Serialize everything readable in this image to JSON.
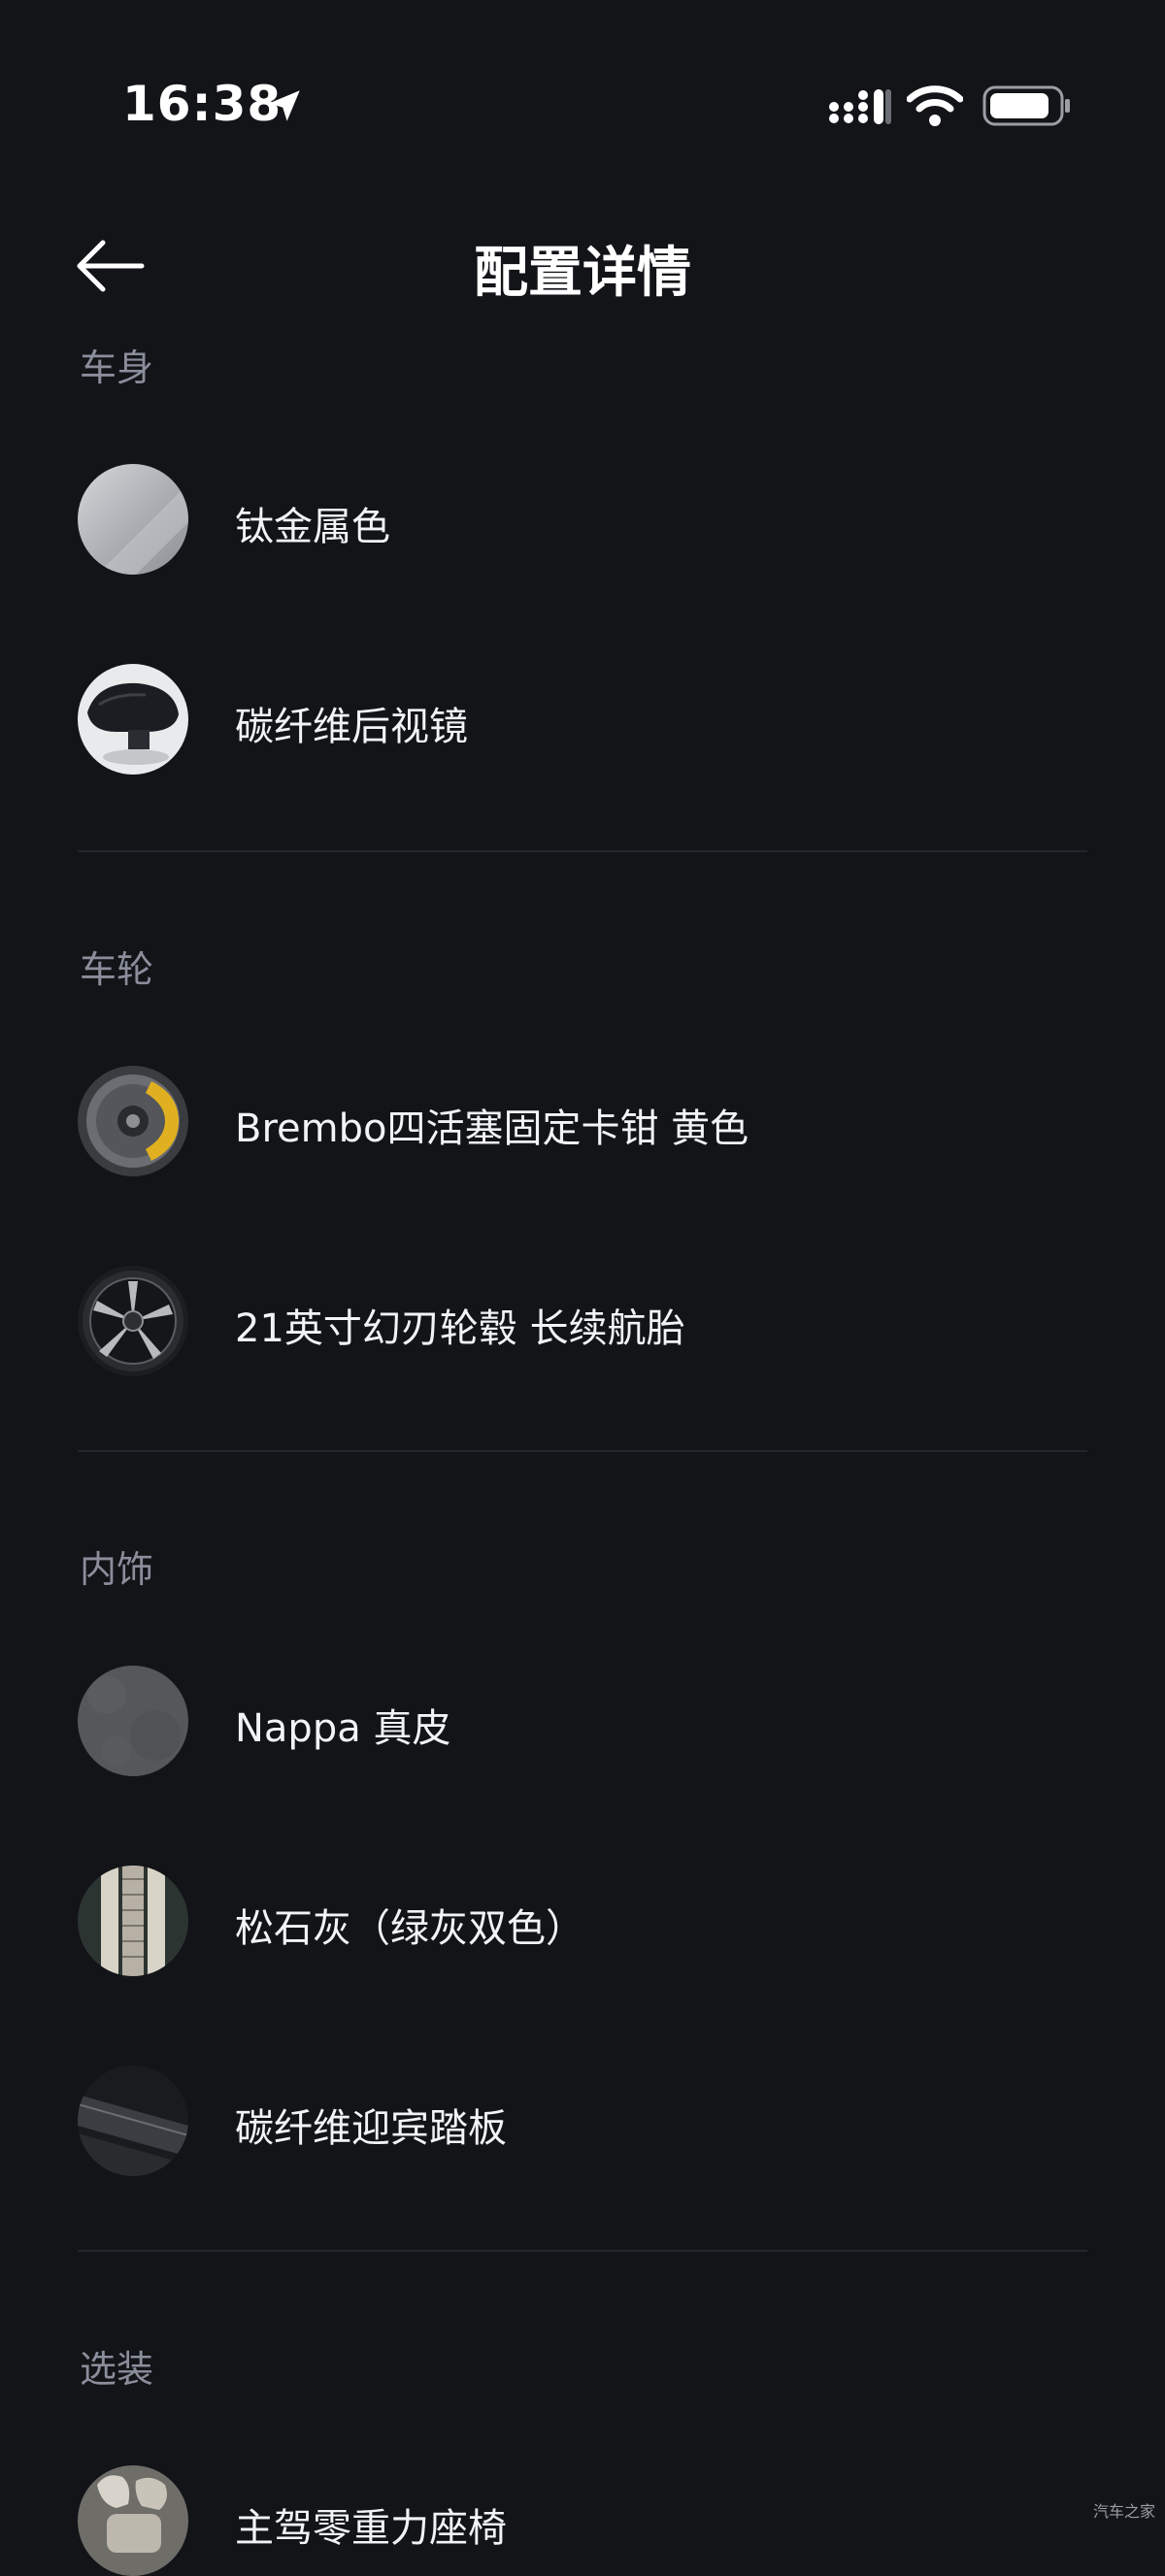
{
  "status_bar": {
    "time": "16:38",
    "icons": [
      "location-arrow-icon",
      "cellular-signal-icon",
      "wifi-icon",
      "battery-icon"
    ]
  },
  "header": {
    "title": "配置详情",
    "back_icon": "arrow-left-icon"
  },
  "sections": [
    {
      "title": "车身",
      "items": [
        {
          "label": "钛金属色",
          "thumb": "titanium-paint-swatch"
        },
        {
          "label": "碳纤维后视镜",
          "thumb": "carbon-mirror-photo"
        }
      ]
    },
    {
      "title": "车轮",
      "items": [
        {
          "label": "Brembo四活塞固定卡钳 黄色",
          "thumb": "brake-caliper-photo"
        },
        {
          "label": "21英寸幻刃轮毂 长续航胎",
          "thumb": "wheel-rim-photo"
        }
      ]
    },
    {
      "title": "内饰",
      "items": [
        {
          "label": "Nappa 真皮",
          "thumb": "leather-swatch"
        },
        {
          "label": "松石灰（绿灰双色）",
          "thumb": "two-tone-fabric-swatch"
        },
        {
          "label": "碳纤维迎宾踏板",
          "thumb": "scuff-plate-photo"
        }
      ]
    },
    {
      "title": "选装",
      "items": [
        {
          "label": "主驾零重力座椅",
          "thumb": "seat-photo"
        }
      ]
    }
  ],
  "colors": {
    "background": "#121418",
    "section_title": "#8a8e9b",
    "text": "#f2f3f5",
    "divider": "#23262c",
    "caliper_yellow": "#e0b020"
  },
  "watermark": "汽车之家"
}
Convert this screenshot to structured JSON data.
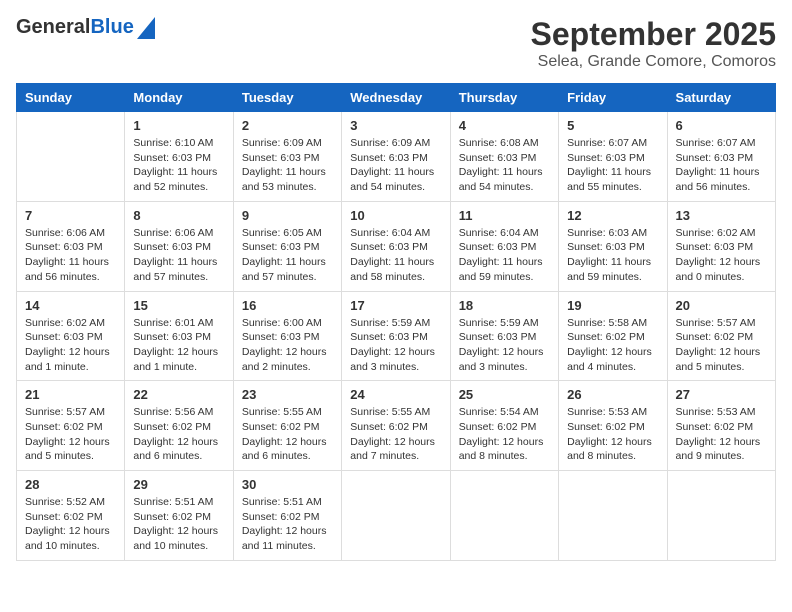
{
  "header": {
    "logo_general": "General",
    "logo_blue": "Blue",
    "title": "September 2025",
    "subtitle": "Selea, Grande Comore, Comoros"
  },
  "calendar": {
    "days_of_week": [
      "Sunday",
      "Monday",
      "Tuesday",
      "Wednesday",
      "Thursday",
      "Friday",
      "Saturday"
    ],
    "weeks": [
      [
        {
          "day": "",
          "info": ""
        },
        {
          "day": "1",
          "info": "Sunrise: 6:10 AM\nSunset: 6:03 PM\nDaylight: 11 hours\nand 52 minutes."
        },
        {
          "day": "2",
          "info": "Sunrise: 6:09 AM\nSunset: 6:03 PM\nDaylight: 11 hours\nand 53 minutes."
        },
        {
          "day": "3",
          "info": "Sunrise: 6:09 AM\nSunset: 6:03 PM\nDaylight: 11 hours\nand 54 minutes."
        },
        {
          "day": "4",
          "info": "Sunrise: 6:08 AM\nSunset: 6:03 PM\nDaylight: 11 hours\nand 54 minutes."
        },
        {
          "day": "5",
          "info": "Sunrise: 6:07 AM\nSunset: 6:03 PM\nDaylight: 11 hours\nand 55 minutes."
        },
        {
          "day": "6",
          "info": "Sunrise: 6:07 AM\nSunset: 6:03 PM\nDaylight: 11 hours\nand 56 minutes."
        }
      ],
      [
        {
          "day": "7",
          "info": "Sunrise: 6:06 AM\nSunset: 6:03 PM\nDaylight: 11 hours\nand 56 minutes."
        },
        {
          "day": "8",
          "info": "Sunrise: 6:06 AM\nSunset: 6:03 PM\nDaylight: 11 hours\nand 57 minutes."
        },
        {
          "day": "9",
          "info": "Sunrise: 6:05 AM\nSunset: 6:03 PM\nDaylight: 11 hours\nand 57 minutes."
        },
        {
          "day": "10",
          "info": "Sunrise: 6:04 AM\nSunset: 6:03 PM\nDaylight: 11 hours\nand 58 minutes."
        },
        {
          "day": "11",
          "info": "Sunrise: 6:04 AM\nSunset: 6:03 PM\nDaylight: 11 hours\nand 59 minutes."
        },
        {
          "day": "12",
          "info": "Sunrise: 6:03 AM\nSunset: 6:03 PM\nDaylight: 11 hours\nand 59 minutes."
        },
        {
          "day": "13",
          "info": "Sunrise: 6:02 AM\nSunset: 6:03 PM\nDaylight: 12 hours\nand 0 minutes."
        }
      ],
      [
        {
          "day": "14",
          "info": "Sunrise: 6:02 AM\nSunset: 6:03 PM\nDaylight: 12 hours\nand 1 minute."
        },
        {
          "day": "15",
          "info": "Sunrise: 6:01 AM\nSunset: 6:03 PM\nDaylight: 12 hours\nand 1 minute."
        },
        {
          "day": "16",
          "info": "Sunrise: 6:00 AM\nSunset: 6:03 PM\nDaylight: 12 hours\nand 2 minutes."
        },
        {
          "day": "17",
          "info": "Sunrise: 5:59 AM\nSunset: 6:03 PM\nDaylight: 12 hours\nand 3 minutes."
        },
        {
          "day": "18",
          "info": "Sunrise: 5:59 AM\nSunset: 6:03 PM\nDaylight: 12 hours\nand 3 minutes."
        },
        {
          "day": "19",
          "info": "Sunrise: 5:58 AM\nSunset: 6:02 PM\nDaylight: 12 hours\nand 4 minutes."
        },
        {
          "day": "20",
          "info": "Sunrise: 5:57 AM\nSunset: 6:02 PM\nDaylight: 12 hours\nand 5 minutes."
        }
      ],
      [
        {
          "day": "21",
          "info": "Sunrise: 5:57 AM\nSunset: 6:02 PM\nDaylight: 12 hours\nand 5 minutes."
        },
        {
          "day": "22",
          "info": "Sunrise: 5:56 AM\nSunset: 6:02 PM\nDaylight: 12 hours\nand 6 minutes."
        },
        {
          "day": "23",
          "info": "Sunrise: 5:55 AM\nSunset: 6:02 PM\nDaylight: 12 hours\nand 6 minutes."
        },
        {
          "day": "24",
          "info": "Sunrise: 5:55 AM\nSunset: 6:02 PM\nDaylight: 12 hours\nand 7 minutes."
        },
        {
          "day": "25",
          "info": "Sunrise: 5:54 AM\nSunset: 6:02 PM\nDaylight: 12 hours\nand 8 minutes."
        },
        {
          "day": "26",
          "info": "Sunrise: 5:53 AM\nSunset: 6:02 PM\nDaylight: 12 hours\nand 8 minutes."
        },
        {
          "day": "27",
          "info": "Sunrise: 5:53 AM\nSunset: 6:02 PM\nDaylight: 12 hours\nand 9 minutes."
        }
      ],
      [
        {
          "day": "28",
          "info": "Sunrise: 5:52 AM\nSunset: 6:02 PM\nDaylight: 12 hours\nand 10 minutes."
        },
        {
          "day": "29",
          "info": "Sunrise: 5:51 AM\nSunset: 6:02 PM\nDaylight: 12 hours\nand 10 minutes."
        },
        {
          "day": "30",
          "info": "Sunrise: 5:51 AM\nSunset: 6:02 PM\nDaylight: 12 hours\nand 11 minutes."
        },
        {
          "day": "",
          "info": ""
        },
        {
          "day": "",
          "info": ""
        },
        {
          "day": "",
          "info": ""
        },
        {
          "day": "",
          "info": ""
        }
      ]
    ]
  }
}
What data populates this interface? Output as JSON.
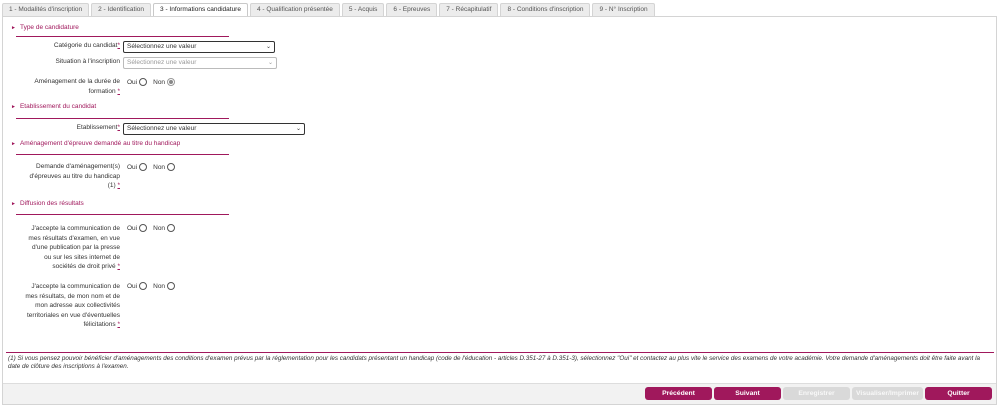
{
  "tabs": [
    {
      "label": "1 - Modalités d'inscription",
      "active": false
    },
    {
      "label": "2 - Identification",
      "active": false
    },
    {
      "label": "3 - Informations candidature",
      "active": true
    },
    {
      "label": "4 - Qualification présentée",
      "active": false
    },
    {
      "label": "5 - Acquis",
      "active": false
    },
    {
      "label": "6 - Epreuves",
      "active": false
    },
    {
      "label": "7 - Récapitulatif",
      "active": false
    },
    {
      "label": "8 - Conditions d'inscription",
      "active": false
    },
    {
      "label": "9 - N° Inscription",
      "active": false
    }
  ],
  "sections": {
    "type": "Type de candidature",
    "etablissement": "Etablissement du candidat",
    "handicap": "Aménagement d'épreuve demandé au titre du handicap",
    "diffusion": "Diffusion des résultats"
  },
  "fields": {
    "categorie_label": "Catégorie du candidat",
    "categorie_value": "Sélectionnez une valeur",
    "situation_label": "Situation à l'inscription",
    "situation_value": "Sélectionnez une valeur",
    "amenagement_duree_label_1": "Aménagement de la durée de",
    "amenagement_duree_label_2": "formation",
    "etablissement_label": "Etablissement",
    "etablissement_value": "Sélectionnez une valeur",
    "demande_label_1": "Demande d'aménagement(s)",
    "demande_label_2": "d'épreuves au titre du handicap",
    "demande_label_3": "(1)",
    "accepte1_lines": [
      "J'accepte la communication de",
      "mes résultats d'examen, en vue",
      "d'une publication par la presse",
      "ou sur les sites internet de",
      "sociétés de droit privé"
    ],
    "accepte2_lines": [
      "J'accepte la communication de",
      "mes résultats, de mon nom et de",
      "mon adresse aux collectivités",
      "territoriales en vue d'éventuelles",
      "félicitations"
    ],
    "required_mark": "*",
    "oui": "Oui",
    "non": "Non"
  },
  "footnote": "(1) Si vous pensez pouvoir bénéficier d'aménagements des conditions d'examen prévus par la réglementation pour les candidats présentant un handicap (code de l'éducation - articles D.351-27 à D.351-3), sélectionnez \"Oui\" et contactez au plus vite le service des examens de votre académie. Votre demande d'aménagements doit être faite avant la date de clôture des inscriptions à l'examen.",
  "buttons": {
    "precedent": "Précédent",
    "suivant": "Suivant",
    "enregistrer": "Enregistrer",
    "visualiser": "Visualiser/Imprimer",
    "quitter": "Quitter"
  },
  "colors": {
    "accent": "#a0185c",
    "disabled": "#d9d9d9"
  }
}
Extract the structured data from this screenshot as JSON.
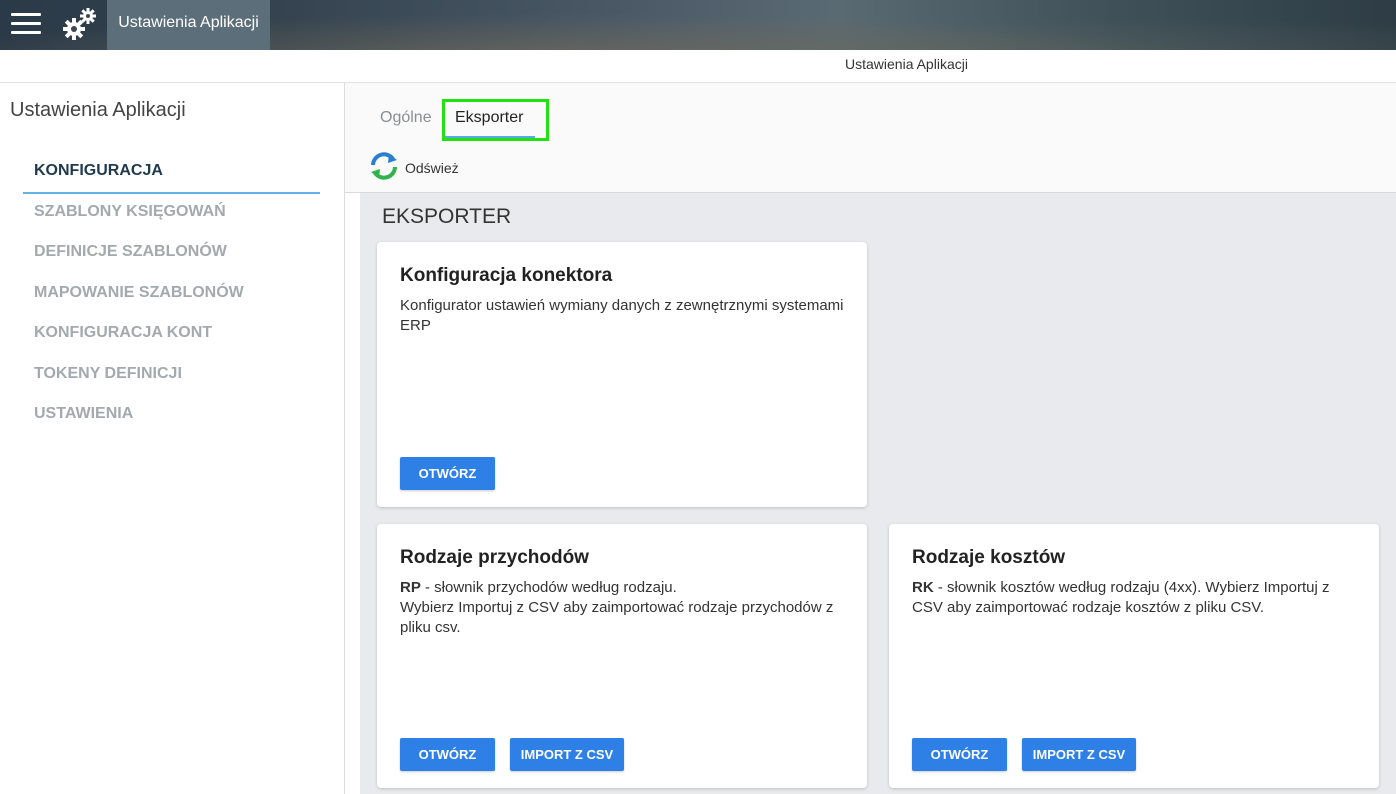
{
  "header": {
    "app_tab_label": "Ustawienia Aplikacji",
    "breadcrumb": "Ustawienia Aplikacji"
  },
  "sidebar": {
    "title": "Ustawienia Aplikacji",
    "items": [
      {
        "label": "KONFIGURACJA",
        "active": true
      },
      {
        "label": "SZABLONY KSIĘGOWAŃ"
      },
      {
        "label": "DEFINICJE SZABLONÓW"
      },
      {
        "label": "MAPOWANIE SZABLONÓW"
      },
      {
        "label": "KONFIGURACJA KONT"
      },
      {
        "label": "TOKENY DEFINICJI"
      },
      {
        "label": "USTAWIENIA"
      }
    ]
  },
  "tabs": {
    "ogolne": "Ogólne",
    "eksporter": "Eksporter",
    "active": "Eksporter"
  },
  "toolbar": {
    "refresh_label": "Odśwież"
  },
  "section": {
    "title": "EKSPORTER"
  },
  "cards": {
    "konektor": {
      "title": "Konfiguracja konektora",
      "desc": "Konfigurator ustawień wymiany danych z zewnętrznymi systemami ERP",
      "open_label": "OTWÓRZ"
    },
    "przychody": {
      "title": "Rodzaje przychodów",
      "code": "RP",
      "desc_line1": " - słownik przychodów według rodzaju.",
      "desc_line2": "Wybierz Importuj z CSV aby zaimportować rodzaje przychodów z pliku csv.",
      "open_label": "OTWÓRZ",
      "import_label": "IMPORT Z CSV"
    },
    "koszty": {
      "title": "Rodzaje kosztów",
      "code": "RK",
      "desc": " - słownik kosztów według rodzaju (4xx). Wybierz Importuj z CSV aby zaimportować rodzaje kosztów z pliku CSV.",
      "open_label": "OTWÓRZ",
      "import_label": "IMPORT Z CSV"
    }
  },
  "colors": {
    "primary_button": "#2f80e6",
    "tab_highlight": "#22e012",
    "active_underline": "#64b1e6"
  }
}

----------

(Aim of the exercise):
Determine how many lines in the listing above hold the word "candidature", answering with the number only.

(Output):
2